_GIVEN REQUEST:_ Reproduce the listing with every "point" replaced by "marker", and leave all other text unchanged. Leave out the picture.
* START *
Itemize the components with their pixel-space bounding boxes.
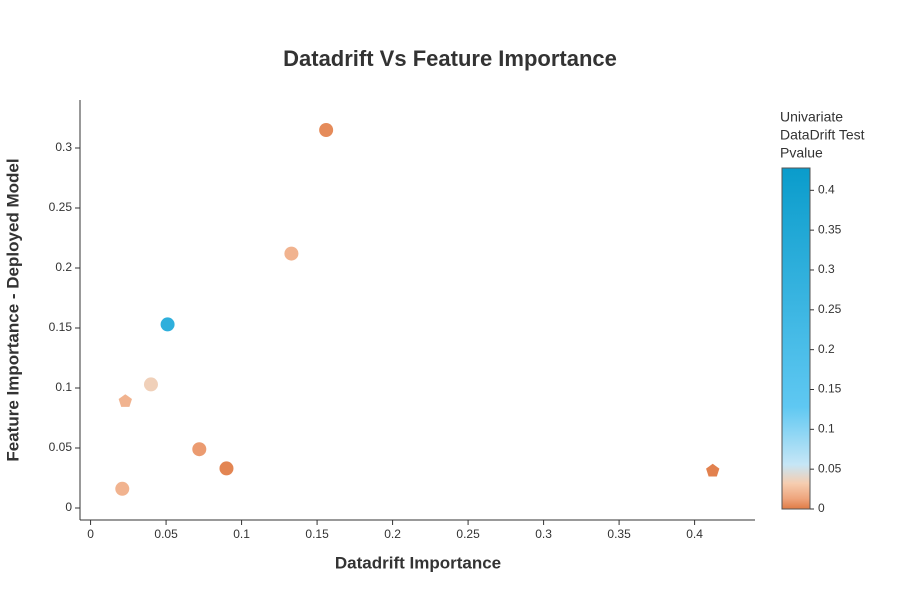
point: [143, 377, 158, 392]
y-tick-label: 0: [65, 500, 72, 514]
chart-title: Datadrift Vs Feature Importance: [283, 46, 617, 71]
point: [319, 123, 334, 137]
x-tick-label: 0.15: [305, 527, 329, 541]
point: [118, 394, 132, 407]
x-tick-label: 0.3: [535, 527, 552, 541]
point: [706, 463, 720, 477]
colorbar-title: Univariate: [780, 109, 843, 125]
x-axis-title: Datadrift Importance: [335, 553, 501, 572]
y-tick-label: 0.3: [55, 140, 72, 154]
point: [115, 481, 130, 496]
colorbar-tick-label: 0.15: [818, 382, 842, 396]
y-tick-label: 0.1: [55, 380, 72, 394]
point: [192, 442, 207, 457]
colorbar-tick-label: 0.3: [818, 262, 835, 276]
point: [160, 317, 175, 332]
y-tick-label: 0.05: [49, 440, 73, 454]
x-tick-label: 0.1: [233, 527, 250, 541]
colorbar-title: Pvalue: [780, 145, 823, 161]
colorbar-tick-label: 0: [818, 501, 825, 515]
colorbar-tick-label: 0.25: [818, 302, 842, 316]
point: [219, 461, 234, 476]
x-tick-label: 0.05: [154, 527, 178, 541]
x-tick-label: 0: [87, 527, 94, 541]
y-tick-label: 0.2: [55, 260, 72, 274]
x-tick-label: 0.35: [607, 527, 631, 541]
colorbar-tick-label: 0.2: [818, 342, 835, 356]
y-axis-title: Feature Importance - Deployed Model: [3, 158, 22, 461]
colorbar-tick-label: 0.35: [818, 222, 842, 236]
colorbar: [781, 167, 811, 510]
x-tick-label: 0.4: [686, 527, 703, 541]
point: [284, 246, 299, 261]
x-tick-label: 0.25: [456, 527, 480, 541]
colorbar-title: DataDrift Test: [780, 127, 865, 143]
colorbar-tick-label: 0.4: [818, 182, 835, 196]
y-tick-label: 0.25: [49, 200, 73, 214]
y-tick-label: 0.15: [49, 320, 73, 334]
colorbar-tick-label: 0.1: [818, 421, 835, 435]
x-tick-label: 0.2: [384, 527, 401, 541]
colorbar-tick-label: 0.05: [818, 461, 842, 475]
* END *
_ANSWER TO THE TASK:_
Itemize the components with their pixel-space bounding boxes.
marker: [143, 377, 158, 392]
y-tick-label: 0: [65, 500, 72, 514]
chart-title: Datadrift Vs Feature Importance: [283, 46, 617, 71]
marker: [319, 123, 334, 137]
x-tick-label: 0.15: [305, 527, 329, 541]
marker: [118, 394, 132, 407]
x-tick-label: 0.3: [535, 527, 552, 541]
marker: [706, 463, 720, 477]
colorbar-title: Univariate: [780, 109, 843, 125]
x-axis-title: Datadrift Importance: [335, 553, 501, 572]
y-tick-label: 0.3: [55, 140, 72, 154]
marker: [115, 481, 130, 496]
colorbar-tick-label: 0.15: [818, 382, 842, 396]
y-tick-label: 0.1: [55, 380, 72, 394]
marker: [192, 442, 207, 457]
colorbar-tick-label: 0.3: [818, 262, 835, 276]
marker: [160, 317, 175, 332]
y-tick-label: 0.05: [49, 440, 73, 454]
x-tick-label: 0.1: [233, 527, 250, 541]
colorbar-title: Pvalue: [780, 145, 823, 161]
colorbar-tick-label: 0: [818, 501, 825, 515]
colorbar-tick-label: 0.25: [818, 302, 842, 316]
marker: [219, 461, 234, 476]
x-tick-label: 0.05: [154, 527, 178, 541]
x-tick-label: 0: [87, 527, 94, 541]
y-tick-label: 0.2: [55, 260, 72, 274]
x-tick-label: 0.35: [607, 527, 631, 541]
colorbar-tick-label: 0.2: [818, 342, 835, 356]
y-axis-title: Feature Importance - Deployed Model: [3, 158, 22, 461]
colorbar-tick-label: 0.35: [818, 222, 842, 236]
colorbar: [781, 167, 811, 510]
x-tick-label: 0.4: [686, 527, 703, 541]
marker: [284, 246, 299, 261]
x-tick-label: 0.25: [456, 527, 480, 541]
colorbar-title: DataDrift Test: [780, 127, 865, 143]
colorbar-tick-label: 0.4: [818, 182, 835, 196]
y-tick-label: 0.25: [49, 200, 73, 214]
y-tick-label: 0.15: [49, 320, 73, 334]
colorbar-tick-label: 0.1: [818, 421, 835, 435]
x-tick-label: 0.2: [384, 527, 401, 541]
colorbar-tick-label: 0.05: [818, 461, 842, 475]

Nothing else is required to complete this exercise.